_PROMPT:_
Examine each line of the data. Copy those that contain the string "positive".

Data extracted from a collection
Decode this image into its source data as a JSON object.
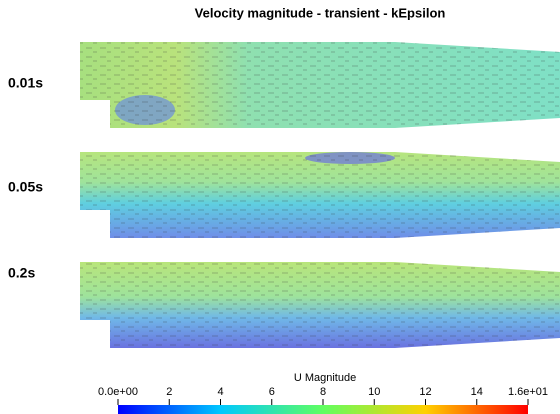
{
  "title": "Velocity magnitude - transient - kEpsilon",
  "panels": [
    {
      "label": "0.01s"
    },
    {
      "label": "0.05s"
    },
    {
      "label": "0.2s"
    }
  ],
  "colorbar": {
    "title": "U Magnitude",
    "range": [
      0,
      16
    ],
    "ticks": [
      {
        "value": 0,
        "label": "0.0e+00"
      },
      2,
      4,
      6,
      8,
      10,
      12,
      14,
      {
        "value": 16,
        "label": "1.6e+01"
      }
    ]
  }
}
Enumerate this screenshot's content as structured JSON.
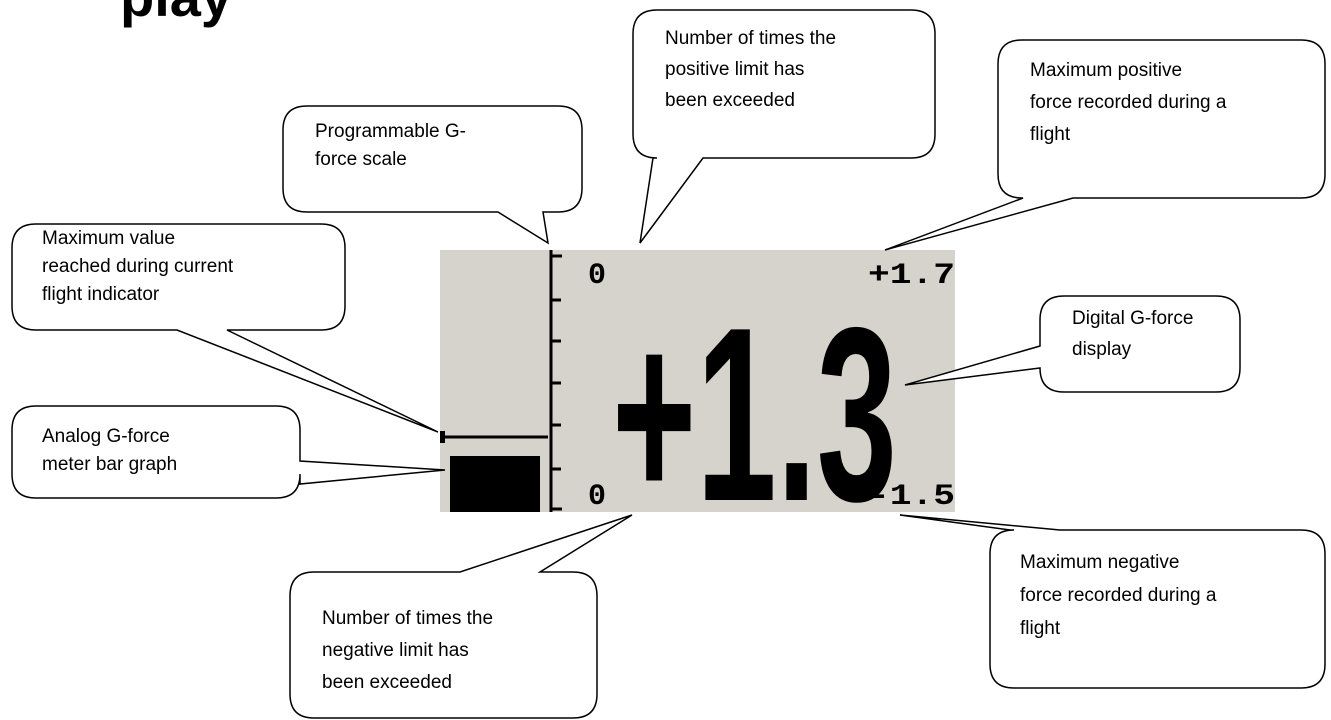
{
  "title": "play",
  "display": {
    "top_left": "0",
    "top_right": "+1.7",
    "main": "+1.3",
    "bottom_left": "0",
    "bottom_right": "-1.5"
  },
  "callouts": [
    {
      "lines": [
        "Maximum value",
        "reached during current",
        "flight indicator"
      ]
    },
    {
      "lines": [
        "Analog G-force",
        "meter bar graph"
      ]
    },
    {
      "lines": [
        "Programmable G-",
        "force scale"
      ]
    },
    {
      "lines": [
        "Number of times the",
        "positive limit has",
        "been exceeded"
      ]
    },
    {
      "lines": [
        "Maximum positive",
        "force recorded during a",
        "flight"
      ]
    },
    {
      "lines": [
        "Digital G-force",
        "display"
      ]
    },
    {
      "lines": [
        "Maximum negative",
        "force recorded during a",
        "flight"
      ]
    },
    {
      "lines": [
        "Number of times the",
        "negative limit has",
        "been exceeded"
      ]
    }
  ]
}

==

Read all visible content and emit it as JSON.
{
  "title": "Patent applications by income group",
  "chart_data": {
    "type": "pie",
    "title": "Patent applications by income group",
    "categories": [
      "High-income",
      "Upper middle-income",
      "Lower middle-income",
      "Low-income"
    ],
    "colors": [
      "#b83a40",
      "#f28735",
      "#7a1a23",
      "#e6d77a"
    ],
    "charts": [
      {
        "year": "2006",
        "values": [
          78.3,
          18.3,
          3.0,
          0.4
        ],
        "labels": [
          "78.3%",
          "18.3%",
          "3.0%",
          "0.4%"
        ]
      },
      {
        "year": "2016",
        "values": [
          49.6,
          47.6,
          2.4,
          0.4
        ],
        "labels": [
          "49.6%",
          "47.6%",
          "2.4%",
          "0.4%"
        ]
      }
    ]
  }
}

_EXERCISE ANSWER:_
        "positive limit has",
        "Maximum positive",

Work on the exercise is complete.